Your goal – Write out all lines holding the word "petal".

Dataset rows about figures –
****************************************

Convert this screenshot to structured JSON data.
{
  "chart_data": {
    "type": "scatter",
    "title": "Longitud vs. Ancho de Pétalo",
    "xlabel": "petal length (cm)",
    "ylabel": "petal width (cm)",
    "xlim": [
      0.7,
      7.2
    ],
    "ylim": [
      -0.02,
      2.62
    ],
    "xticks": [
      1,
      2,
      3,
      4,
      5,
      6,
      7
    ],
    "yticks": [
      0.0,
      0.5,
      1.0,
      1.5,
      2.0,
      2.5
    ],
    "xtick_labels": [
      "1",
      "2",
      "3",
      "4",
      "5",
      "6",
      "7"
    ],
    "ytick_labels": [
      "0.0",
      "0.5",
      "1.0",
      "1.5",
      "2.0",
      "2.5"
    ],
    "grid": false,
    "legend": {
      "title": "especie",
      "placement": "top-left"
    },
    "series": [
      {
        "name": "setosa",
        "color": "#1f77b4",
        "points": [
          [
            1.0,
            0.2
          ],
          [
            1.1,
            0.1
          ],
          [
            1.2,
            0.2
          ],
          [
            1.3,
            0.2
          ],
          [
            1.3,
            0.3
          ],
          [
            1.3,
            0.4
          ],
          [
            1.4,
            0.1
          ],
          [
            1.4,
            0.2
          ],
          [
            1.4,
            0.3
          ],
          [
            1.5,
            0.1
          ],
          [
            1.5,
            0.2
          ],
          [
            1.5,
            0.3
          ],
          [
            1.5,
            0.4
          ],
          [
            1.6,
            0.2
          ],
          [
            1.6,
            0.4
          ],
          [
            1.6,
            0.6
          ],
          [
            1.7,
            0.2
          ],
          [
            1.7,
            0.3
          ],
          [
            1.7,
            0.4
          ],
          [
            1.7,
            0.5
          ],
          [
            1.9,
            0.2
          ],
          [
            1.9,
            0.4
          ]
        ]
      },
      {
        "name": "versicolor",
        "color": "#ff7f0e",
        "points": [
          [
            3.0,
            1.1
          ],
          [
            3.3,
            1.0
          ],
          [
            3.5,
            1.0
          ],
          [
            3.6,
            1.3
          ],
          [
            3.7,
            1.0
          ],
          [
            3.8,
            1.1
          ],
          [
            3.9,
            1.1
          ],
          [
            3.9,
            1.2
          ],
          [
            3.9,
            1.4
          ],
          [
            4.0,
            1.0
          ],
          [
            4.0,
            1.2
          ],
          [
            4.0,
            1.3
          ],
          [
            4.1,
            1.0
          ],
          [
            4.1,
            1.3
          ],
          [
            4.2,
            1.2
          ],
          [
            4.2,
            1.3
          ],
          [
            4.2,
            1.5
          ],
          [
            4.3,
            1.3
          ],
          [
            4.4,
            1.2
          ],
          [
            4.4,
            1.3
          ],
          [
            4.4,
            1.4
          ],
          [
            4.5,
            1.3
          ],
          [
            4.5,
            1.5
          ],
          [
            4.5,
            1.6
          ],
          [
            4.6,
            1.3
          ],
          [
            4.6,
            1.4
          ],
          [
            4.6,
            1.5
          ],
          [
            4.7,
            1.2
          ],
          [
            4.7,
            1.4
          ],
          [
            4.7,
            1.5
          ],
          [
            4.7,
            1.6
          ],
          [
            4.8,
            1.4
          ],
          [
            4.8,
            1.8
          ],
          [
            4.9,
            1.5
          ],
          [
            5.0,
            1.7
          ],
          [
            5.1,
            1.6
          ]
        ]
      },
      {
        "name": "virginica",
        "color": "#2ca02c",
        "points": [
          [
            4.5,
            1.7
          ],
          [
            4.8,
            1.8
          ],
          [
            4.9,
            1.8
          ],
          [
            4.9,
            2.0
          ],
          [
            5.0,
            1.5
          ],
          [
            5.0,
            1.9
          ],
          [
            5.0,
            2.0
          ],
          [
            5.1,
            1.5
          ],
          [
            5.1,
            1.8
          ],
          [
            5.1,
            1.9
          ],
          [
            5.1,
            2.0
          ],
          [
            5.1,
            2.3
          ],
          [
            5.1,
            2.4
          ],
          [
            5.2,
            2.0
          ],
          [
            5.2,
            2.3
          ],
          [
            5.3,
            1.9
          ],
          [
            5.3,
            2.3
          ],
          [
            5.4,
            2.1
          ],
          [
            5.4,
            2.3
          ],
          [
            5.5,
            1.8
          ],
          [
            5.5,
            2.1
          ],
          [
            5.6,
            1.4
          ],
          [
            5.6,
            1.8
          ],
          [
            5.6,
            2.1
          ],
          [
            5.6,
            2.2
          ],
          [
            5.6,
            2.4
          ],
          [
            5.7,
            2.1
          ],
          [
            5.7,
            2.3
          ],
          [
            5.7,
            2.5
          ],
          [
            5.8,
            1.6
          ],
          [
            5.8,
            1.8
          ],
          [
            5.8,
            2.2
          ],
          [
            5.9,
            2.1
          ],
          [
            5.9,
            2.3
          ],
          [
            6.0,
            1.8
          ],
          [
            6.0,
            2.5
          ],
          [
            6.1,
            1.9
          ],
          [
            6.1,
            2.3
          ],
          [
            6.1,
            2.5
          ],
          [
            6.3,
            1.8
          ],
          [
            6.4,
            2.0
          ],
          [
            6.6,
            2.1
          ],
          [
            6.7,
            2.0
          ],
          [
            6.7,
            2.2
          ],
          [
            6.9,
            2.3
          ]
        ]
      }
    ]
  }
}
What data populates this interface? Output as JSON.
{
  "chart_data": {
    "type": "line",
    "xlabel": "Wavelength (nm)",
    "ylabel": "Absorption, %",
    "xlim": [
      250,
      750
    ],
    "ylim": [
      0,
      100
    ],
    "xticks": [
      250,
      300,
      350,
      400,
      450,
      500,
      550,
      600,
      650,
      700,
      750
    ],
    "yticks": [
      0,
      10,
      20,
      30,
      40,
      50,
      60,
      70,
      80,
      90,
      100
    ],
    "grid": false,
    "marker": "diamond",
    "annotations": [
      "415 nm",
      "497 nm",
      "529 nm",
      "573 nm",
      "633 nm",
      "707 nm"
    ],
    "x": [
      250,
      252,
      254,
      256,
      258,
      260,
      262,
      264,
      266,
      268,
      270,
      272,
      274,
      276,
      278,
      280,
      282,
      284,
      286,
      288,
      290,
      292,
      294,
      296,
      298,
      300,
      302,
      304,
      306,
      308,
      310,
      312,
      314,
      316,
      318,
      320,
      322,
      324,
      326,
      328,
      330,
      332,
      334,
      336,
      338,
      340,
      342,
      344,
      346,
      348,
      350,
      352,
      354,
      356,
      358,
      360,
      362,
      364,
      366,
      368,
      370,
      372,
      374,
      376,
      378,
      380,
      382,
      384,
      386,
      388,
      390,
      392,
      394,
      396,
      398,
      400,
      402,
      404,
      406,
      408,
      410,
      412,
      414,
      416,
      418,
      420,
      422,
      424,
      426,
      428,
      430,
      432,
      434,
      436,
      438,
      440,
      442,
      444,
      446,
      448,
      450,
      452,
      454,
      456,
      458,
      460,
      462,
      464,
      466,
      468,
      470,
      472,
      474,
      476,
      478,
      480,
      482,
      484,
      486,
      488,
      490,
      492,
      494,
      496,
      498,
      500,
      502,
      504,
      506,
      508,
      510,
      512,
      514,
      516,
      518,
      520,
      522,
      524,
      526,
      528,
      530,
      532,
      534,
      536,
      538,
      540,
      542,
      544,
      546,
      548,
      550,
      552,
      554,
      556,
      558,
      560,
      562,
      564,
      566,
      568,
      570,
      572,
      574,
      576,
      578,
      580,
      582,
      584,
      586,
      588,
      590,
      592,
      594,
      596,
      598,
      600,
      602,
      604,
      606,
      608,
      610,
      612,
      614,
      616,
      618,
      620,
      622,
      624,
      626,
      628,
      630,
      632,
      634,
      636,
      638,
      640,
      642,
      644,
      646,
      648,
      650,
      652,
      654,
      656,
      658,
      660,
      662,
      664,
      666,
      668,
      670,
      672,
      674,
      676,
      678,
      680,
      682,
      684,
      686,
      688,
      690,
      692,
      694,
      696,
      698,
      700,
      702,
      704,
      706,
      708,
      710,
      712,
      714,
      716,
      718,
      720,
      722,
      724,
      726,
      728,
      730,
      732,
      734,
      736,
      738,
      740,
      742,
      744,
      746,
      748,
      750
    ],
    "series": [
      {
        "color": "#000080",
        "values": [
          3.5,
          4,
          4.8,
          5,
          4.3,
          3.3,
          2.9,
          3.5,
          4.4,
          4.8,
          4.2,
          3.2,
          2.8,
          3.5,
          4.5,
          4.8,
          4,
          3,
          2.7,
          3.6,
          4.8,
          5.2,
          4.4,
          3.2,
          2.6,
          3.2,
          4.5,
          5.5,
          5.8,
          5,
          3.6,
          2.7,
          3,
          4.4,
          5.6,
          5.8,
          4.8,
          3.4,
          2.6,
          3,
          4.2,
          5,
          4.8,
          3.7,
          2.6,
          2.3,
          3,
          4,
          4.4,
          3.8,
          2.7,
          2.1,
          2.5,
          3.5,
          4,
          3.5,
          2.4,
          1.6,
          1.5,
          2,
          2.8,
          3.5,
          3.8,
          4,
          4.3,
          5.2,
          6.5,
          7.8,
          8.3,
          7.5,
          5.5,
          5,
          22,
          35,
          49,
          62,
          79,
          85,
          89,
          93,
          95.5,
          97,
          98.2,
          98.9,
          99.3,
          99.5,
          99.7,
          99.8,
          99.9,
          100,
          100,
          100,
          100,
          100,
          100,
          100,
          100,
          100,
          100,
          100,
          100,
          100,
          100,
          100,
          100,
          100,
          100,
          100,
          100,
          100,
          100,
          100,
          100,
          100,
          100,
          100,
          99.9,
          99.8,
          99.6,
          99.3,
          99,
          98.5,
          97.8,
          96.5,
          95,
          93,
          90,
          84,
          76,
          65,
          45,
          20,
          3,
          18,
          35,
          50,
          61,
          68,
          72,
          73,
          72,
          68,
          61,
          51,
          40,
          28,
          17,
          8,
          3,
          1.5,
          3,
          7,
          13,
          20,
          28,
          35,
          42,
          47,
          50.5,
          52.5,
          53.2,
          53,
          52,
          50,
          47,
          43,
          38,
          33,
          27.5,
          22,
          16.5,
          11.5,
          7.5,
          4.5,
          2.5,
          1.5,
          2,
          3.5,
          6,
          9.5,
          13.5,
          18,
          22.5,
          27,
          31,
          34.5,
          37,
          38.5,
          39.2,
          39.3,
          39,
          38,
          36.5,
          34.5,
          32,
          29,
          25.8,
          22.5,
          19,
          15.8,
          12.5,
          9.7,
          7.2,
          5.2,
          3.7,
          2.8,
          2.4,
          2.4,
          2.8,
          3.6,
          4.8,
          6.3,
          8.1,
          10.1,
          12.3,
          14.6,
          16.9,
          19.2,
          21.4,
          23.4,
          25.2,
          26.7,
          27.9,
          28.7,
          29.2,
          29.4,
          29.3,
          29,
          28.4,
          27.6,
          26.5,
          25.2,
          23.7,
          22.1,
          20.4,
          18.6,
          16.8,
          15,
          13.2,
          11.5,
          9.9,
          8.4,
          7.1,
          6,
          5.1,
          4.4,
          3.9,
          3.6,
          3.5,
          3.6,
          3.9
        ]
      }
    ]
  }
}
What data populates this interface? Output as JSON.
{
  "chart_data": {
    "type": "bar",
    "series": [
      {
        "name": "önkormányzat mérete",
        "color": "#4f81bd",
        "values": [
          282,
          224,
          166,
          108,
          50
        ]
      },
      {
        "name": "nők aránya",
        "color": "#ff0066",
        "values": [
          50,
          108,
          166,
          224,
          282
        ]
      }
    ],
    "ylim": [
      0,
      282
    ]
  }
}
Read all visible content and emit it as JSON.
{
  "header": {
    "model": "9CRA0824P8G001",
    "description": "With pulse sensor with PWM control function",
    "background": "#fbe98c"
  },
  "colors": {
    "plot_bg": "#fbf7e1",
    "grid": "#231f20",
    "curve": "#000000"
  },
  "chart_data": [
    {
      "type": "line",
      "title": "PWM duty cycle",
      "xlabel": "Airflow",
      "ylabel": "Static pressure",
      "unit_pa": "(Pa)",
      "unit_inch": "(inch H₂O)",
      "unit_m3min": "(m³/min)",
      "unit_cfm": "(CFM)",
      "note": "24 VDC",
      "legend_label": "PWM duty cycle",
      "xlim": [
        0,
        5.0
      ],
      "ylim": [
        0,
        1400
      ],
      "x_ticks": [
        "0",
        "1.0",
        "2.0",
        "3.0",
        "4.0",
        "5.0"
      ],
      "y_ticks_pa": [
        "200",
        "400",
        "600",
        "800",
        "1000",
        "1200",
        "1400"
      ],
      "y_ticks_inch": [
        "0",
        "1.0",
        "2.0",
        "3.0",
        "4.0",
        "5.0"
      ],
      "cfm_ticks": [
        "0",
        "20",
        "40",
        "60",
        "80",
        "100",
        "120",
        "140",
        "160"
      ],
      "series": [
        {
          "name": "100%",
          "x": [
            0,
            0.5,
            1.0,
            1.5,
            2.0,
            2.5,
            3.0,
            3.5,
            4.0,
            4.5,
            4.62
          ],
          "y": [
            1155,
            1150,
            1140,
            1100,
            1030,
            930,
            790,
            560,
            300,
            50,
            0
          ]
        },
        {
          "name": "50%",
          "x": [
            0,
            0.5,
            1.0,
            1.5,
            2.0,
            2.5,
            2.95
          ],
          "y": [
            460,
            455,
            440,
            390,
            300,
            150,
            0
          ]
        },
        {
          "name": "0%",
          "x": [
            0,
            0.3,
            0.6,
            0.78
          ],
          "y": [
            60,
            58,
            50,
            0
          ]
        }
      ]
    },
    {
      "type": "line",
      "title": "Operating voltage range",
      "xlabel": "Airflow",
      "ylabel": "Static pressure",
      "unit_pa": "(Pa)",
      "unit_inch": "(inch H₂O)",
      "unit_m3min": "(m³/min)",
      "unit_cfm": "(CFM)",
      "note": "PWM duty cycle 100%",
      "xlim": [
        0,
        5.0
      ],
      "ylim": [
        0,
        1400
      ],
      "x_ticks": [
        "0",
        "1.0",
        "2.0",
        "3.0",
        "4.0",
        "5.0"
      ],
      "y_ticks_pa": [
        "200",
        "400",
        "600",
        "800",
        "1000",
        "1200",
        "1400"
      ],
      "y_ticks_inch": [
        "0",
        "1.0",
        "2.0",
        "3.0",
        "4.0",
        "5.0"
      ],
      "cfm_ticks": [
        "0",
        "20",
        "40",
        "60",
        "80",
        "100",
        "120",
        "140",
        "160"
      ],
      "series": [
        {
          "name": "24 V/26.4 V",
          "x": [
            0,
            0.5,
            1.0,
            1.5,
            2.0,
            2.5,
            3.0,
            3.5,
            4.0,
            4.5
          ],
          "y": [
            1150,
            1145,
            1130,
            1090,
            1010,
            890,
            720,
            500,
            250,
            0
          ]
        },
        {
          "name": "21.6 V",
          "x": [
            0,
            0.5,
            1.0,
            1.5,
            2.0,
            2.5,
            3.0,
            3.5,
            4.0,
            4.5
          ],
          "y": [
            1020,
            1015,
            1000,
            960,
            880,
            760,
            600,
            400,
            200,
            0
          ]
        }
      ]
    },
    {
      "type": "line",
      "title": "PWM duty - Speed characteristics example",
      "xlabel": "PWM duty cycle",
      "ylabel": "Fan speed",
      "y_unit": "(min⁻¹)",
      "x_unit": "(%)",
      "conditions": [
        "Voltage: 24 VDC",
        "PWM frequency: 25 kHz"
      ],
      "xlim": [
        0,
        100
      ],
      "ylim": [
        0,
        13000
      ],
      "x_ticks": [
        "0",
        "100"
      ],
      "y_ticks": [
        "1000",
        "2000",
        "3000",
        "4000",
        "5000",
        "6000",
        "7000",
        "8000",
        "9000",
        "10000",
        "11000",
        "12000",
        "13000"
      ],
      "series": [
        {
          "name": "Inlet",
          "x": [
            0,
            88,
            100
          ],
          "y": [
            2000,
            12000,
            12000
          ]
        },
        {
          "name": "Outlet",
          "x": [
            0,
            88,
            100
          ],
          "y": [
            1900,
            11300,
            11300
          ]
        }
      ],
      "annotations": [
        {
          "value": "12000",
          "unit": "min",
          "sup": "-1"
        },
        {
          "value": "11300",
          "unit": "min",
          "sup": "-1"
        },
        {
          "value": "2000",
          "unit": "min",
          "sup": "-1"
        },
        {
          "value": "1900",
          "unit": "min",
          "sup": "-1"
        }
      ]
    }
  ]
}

****************************************

The solution –
    "xlabel": "petal length (cm)",
    "ylabel": "petal width (cm)",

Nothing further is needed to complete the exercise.